--- Start Supplied passage ---
# Is there a limit on how many bullets allowed in magazine of handgun?



## SEGeorgia10mm

I'm planning on doing some hunting this year with my Glock G40 and my RIA Tac II 10mm. I have looked around for info concerning the number of bullets allowed to be carried in the mag. Is there a limit?


----------



## pdsniper

Last Time I checked with DNR there was no limit on hand guns or rifles, shot guns are the only one that I know of the has a limit and I think that mostly applies to bird hunting


----------



## ryanh487

The only limit on ammo is for bird and small game hunting, and that's limiting only shotguns to 3 rounds.


----------



## rosewood

5 round limit for deer with shotgun.  And of course 3 for small game.  Pistol and rifle calibers have no limits in Georgia.  You can slap a 100 round beta mag on your ar-15 and hunt deer if you like.  Just make sure to use "expanding" bullets and not fmj.

By the way, I carry 16 rounds of 10mm in my P16-40 as my backup piece while hunting.

Rosewood


----------



## SEGeorgia10mm

Thanks for the info. Didn't want to have the DNR slap me around for having too many bullets.


----------



## ryanh487

rosewood said:


> 5 round limit for deer with shotgun.



They actually got rid of that limit last year


----------



## rosewood

ryanh487 said:


> They actually got rid of that limit last year



I would have argued with someone on that and lost.  thanks.

Directly from the 2016-2017 manual:

DEER & BEAR FIREARMS
• Modern Rifles and Handguns: Centerfire Only, .22-cal. or larger
with expanding bullets. There is no restriction on magazine capacity
for rifles.
• Shotguns: 20-gauge or larger loaded with slugs or buckshot. Buckshot
is not allowed on WMAs, unless otherwise specified.
• Muzzleloaders: .44-cal. or larger, or muzzleloading shotguns 20
gauge or larger. Scopes are legal.
--- End Supplied passage ---
--- Start Stored rows ---
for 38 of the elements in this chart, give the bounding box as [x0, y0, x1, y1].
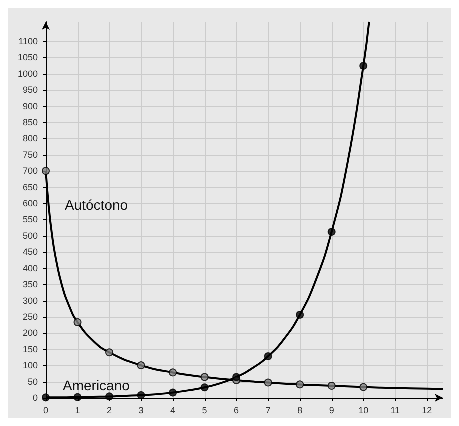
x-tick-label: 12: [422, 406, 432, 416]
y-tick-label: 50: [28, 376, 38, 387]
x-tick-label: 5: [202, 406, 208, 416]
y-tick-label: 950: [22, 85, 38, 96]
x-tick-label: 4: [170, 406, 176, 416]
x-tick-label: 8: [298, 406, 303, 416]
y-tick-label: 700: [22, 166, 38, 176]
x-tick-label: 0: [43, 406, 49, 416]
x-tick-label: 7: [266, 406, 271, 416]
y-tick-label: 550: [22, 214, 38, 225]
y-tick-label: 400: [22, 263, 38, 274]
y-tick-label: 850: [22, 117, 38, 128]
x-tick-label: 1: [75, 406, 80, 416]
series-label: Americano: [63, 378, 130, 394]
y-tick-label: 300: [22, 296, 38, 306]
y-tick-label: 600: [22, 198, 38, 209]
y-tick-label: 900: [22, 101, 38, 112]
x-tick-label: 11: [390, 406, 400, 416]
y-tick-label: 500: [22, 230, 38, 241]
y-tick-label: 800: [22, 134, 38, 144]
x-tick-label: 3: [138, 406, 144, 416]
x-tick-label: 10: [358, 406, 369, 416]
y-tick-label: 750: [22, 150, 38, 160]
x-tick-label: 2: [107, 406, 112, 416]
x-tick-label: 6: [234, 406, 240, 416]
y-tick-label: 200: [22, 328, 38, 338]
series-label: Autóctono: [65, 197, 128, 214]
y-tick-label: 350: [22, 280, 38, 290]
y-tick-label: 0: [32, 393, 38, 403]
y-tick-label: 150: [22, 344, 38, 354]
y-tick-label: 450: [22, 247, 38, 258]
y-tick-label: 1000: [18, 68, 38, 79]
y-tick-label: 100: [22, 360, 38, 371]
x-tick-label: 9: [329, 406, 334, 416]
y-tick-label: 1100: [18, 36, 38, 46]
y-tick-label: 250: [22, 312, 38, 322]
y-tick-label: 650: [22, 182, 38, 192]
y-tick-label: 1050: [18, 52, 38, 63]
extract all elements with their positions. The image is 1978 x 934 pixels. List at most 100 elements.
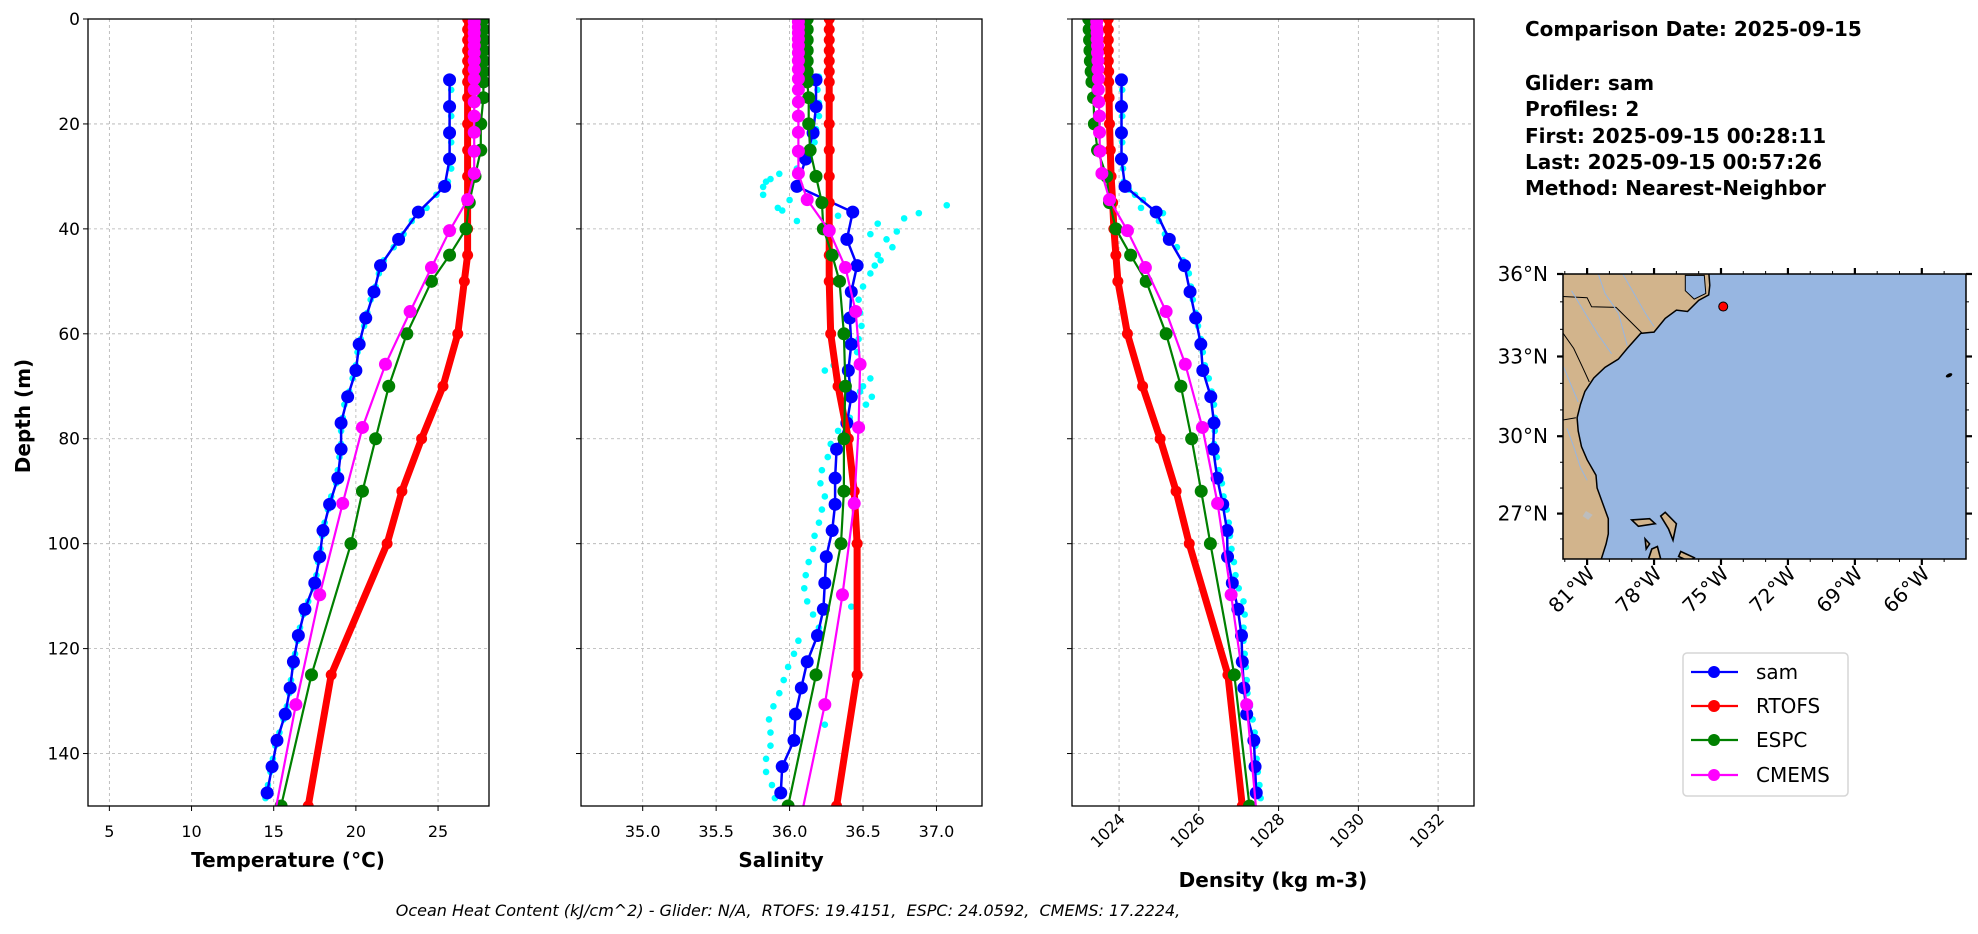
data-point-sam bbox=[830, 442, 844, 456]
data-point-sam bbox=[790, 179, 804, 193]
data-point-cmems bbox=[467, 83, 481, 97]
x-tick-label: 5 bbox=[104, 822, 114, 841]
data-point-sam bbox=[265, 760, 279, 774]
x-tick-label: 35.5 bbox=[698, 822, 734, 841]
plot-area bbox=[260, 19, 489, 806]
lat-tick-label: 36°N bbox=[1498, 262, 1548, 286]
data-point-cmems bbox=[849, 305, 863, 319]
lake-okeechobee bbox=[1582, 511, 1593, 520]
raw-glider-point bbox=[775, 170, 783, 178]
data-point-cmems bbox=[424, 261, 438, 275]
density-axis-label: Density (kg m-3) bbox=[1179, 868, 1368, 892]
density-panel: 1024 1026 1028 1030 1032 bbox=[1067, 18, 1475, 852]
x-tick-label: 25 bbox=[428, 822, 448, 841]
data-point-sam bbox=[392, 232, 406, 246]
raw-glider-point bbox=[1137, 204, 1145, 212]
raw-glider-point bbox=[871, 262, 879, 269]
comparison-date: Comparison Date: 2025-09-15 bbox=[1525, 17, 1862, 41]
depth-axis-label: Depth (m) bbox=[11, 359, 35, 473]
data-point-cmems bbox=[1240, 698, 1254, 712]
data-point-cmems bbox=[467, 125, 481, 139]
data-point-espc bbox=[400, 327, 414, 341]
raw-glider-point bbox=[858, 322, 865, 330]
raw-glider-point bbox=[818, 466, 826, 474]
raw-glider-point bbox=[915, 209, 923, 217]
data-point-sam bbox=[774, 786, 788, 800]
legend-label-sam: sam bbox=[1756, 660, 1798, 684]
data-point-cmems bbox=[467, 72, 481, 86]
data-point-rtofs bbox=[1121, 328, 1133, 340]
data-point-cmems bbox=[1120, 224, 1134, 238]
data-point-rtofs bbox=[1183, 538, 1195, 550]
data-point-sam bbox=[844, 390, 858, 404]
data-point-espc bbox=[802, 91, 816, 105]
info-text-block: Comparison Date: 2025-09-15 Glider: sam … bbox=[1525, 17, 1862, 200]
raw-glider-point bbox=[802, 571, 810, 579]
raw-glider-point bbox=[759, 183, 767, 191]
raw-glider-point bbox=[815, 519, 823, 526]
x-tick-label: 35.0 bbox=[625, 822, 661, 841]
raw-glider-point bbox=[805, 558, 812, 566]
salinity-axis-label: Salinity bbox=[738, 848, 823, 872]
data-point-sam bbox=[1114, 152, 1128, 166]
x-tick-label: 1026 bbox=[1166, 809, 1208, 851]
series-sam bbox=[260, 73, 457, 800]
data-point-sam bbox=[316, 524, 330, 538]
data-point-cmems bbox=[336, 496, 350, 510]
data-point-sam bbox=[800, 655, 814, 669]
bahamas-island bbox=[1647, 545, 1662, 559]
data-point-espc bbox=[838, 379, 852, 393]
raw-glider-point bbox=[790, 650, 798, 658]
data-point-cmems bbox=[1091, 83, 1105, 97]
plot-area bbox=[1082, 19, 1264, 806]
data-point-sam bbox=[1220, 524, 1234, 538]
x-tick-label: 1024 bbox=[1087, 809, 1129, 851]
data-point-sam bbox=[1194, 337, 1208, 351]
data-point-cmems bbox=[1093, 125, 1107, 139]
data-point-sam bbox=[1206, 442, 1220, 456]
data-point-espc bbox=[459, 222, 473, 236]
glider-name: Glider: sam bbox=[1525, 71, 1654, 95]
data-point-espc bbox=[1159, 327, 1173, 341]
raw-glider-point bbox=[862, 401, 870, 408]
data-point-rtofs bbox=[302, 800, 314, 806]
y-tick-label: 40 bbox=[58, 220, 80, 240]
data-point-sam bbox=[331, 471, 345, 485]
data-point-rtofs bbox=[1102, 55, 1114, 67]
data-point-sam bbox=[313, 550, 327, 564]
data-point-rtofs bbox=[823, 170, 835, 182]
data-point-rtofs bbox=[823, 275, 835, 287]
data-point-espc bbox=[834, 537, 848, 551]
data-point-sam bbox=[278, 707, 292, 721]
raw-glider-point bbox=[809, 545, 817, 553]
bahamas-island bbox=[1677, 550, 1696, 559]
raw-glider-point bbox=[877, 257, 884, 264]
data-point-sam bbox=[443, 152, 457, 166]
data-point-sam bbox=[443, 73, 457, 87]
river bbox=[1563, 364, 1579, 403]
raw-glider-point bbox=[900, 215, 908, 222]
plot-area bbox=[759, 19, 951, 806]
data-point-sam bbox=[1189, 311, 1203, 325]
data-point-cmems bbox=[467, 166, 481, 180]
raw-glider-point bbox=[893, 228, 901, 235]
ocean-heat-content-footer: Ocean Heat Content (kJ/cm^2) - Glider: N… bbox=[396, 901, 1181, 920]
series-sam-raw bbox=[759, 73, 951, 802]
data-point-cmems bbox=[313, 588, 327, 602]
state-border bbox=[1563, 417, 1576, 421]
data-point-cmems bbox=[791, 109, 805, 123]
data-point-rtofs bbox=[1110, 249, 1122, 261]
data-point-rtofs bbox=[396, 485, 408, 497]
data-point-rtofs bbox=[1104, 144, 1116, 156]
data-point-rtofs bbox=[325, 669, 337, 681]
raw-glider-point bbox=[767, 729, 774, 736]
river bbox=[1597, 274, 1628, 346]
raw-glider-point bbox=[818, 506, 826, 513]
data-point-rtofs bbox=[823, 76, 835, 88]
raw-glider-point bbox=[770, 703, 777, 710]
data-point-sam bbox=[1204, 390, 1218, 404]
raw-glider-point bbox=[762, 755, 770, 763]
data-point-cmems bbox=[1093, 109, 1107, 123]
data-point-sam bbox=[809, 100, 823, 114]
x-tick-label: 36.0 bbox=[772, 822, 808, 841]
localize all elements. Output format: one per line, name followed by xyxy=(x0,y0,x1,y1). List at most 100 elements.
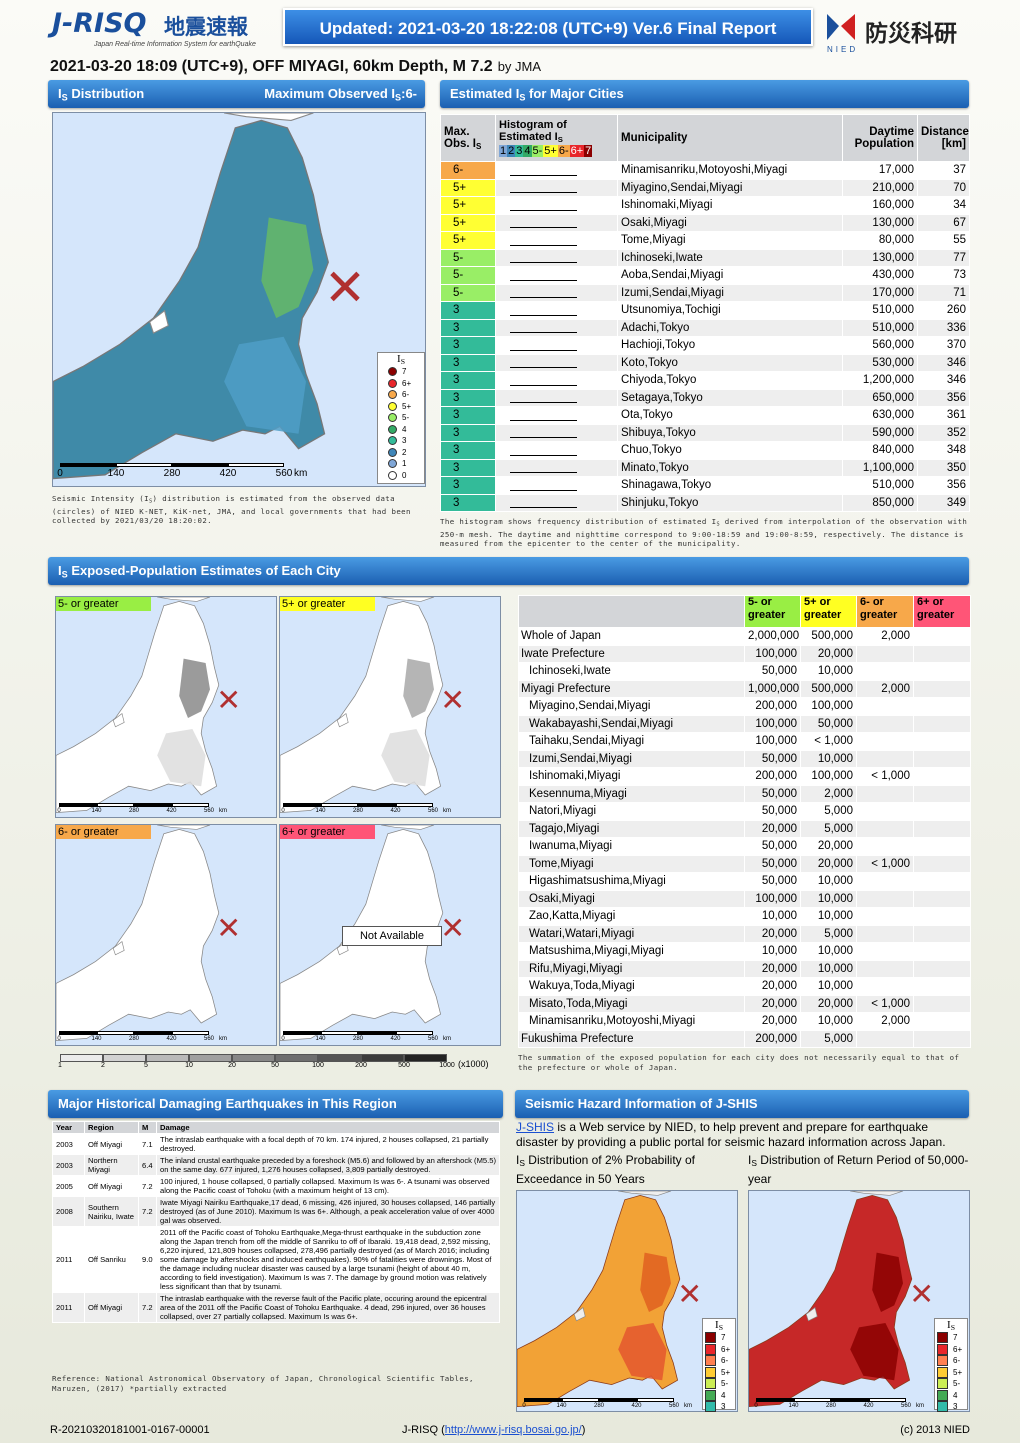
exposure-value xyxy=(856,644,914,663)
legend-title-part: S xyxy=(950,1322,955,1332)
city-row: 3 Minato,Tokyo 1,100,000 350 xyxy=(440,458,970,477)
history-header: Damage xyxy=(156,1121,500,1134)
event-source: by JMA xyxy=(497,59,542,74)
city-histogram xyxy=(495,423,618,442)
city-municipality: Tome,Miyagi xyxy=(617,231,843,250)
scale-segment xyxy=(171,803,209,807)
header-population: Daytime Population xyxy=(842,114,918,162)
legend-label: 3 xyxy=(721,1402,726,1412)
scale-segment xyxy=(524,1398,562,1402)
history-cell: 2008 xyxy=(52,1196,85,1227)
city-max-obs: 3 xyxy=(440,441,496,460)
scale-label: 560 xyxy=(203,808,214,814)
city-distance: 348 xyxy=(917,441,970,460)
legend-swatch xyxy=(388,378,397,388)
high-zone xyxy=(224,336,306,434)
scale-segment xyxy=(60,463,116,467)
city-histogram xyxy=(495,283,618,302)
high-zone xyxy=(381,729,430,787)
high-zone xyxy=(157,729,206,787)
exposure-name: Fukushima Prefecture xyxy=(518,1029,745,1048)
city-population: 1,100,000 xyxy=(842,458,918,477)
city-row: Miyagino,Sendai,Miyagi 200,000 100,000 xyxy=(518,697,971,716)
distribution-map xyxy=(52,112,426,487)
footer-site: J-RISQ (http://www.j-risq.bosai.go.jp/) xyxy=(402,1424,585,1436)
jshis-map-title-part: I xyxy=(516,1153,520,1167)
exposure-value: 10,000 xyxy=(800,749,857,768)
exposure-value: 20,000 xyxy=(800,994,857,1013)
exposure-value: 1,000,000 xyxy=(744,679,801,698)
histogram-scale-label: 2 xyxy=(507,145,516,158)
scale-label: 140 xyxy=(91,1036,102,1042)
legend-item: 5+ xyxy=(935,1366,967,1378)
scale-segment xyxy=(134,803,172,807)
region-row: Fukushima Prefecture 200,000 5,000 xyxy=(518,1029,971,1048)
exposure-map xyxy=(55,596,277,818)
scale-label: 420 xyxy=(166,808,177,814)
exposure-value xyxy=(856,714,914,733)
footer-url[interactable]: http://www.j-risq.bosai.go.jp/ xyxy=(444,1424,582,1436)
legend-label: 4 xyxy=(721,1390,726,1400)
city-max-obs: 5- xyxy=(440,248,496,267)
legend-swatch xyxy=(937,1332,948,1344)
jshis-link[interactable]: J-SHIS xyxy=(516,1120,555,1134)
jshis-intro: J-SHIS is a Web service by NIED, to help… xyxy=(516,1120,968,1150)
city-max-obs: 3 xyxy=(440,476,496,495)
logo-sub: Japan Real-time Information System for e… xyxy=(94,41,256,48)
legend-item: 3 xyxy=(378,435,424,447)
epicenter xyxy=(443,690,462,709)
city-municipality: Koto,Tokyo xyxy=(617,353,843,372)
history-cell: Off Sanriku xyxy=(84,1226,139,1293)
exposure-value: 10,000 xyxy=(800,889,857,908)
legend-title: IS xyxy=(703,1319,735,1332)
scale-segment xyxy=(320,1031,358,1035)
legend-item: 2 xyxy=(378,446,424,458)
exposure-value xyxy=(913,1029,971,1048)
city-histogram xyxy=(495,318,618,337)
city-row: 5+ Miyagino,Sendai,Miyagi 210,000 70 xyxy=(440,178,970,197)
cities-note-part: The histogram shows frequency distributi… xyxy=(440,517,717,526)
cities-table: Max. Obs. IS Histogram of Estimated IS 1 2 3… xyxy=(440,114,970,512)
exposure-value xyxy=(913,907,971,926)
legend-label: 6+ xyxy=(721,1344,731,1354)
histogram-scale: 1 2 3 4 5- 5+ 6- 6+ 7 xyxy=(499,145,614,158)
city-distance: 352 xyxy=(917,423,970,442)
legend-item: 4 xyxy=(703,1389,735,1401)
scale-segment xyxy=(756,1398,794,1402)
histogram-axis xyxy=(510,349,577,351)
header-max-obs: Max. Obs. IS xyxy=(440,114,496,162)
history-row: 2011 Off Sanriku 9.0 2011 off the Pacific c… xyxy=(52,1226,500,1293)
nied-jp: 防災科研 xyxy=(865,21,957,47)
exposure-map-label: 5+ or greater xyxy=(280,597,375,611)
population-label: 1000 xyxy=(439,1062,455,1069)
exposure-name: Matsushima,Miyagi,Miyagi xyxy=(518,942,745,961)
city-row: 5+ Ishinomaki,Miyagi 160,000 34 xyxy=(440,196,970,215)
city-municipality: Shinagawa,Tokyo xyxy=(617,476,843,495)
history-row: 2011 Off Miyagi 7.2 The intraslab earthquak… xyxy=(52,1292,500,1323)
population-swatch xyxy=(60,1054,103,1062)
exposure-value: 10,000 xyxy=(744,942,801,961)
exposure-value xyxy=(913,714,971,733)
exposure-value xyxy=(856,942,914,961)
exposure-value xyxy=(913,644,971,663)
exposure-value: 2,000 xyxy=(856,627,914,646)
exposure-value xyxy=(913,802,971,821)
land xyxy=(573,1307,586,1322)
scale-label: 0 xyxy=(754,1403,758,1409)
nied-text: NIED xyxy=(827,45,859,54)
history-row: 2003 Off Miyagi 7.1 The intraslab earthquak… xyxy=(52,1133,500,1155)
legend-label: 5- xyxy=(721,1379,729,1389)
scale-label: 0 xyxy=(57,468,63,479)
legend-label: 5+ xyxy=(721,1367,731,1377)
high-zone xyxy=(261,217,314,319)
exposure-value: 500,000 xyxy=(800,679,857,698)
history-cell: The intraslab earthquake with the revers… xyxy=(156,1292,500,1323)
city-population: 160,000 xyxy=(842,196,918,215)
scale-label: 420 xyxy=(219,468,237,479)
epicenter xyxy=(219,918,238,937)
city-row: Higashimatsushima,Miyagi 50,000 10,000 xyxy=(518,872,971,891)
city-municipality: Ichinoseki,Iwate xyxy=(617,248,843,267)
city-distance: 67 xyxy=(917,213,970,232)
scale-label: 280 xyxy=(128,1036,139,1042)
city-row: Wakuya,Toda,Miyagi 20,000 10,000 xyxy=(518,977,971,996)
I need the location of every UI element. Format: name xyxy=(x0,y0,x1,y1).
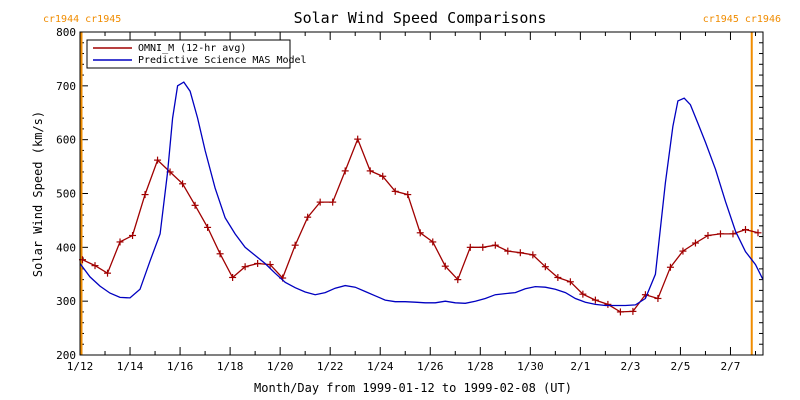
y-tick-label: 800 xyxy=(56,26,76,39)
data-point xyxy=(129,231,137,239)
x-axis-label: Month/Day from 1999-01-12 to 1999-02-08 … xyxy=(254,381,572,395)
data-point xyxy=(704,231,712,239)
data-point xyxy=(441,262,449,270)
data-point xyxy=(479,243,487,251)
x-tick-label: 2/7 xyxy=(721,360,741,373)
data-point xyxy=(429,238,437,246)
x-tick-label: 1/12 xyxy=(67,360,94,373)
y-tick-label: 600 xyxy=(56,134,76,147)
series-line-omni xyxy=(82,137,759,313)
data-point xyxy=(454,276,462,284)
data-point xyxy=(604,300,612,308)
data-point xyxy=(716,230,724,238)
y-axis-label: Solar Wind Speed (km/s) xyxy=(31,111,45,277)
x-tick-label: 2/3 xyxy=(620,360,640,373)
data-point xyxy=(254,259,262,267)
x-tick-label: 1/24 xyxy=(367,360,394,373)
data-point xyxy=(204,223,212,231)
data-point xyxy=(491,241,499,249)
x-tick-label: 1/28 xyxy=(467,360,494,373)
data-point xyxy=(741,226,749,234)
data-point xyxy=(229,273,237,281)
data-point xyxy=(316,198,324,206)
--- End Stored rows ---
Duplicate the passage of the magazine limit thread from "Directly from the" to "for rifles.".

Directly from the 2016-2017 manual:

DEER & BEAR FIREARMS
• Modern Rifles and Handguns: Centerfire Only, .22-cal. or larger
with expanding bullets. There is no restriction on magazine capacity
for rifles.